● **Objective**: Pick out every row below that contains the word "nozzle", treating uppercase and lowercase letters as different.

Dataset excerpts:
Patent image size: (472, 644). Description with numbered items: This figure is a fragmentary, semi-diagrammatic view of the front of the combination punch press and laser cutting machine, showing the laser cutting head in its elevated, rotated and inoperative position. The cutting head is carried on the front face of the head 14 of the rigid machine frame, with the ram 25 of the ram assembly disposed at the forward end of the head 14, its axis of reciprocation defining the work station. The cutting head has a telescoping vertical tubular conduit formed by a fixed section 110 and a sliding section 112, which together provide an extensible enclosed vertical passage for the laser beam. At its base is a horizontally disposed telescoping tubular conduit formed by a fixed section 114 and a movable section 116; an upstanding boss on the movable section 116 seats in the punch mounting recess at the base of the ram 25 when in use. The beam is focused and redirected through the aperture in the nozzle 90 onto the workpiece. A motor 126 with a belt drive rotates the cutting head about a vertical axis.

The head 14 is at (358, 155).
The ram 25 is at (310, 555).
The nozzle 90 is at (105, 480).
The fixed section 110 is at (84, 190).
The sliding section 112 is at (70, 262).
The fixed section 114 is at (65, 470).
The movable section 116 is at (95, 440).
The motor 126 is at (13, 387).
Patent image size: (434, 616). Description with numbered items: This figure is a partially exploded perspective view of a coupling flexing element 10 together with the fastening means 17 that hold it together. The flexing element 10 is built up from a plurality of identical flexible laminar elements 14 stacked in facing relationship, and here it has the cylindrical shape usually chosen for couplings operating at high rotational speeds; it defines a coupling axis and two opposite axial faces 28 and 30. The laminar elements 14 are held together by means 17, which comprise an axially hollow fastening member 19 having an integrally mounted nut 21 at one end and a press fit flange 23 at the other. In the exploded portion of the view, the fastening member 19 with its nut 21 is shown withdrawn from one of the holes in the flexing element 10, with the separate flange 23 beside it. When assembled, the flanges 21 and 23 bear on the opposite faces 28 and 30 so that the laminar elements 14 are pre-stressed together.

● **Exercise solution**:
Patent image size: (472, 644). Description with numbered items: This figure is a fragmentary, semi-diagrammatic view of the front of the combination punch press and laser cutting machine, showing the laser cutting head in its elevated, rotated and inoperative position. The cutting head is carried on the front face of the head 14 of the rigid machine frame, with the ram 25 of the ram assembly disposed at the forward end of the head 14, its axis of reciprocation defining the work station. The cutting head has a telescoping vertical tubular conduit formed by a fixed section 110 and a sliding section 112, which together provide an extensible enclosed vertical passage for the laser beam. At its base is a horizontally disposed telescoping tubular conduit formed by a fixed section 114 and a movable section 116; an upstanding boss on the movable section 116 seats in the punch mounting recess at the base of the ram 25 when in use. The beam is focused and redirected through the aperture in the nozzle 90 onto the workpiece. A motor 126 with a belt drive rotates the cutting head about a vertical axis.
The nozzle 90 is at (105, 480).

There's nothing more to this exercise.